> [Work required]
Tally up the lines below that include the word "ylabel". Answer with the number alone.

> [Records shown]

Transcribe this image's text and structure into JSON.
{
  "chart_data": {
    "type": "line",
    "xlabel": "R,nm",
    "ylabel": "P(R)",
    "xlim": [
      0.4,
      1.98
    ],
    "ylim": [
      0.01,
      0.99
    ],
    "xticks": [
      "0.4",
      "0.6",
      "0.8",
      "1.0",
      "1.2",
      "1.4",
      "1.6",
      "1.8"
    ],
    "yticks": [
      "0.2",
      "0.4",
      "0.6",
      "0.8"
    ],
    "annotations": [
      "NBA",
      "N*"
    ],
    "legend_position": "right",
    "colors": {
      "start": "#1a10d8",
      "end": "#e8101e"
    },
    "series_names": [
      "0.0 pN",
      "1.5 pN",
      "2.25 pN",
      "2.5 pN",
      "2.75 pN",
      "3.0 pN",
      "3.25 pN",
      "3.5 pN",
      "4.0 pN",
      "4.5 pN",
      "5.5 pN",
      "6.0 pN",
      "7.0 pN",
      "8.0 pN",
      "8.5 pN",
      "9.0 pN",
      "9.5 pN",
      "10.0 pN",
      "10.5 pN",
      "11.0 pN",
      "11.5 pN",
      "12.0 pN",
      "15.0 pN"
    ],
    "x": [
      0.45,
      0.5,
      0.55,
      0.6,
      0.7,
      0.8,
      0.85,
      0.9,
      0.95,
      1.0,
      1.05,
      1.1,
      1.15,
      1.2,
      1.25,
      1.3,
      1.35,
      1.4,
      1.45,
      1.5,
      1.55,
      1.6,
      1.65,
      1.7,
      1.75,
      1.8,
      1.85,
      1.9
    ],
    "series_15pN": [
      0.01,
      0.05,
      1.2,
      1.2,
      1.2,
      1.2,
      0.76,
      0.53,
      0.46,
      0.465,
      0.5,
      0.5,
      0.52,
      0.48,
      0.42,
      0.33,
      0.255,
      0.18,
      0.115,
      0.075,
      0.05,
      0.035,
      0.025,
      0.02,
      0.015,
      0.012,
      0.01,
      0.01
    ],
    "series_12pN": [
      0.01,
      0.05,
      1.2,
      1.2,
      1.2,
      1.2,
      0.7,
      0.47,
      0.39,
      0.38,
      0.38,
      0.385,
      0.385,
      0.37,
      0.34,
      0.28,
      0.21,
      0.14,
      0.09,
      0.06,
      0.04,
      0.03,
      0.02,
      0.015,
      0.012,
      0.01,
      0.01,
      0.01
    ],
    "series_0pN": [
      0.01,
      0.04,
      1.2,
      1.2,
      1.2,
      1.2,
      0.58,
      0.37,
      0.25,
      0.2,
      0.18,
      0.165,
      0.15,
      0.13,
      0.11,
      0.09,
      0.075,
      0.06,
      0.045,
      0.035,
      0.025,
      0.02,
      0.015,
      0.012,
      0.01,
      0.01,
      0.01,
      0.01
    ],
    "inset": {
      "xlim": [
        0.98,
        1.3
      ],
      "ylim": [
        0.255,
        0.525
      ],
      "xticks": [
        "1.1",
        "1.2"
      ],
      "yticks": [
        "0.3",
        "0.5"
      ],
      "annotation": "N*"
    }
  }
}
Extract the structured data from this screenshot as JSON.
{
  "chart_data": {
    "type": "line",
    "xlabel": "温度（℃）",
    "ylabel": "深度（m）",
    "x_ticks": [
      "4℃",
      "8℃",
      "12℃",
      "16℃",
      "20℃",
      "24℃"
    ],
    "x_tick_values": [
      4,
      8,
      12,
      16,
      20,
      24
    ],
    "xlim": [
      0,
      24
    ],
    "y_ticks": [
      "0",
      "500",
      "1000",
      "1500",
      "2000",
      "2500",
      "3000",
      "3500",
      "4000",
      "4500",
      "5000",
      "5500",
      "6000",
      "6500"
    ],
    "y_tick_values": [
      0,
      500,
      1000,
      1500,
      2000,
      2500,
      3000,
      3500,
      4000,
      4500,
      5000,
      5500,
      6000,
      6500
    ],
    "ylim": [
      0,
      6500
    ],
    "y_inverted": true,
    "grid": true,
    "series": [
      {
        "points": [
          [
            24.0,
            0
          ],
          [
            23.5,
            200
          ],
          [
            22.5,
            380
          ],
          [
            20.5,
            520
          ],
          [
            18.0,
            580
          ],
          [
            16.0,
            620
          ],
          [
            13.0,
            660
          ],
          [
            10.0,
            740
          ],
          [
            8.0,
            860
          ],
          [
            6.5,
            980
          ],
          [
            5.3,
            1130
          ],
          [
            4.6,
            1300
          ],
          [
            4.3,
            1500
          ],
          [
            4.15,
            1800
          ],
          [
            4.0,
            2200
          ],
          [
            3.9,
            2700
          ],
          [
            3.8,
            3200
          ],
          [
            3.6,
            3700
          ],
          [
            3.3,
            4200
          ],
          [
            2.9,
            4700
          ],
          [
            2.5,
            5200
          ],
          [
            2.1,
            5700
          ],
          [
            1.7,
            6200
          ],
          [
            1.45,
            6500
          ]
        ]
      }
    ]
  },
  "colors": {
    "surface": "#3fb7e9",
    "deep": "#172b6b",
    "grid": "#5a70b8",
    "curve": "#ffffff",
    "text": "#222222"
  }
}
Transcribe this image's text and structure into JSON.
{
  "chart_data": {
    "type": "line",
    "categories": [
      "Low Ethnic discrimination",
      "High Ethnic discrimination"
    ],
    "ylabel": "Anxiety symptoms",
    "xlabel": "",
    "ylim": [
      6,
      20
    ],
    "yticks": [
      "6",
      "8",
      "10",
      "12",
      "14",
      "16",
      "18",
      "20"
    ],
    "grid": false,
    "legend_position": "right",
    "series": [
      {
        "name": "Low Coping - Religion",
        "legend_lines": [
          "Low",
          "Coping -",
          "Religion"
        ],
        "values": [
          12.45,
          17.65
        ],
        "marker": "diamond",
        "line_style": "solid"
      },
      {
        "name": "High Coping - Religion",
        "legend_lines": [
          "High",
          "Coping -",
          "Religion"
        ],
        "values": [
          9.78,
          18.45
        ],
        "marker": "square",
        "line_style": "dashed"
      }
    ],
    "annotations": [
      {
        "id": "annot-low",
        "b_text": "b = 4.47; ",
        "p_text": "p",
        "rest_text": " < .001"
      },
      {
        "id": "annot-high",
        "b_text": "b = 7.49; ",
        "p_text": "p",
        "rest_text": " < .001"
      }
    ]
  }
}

> [Result of this exercise]
3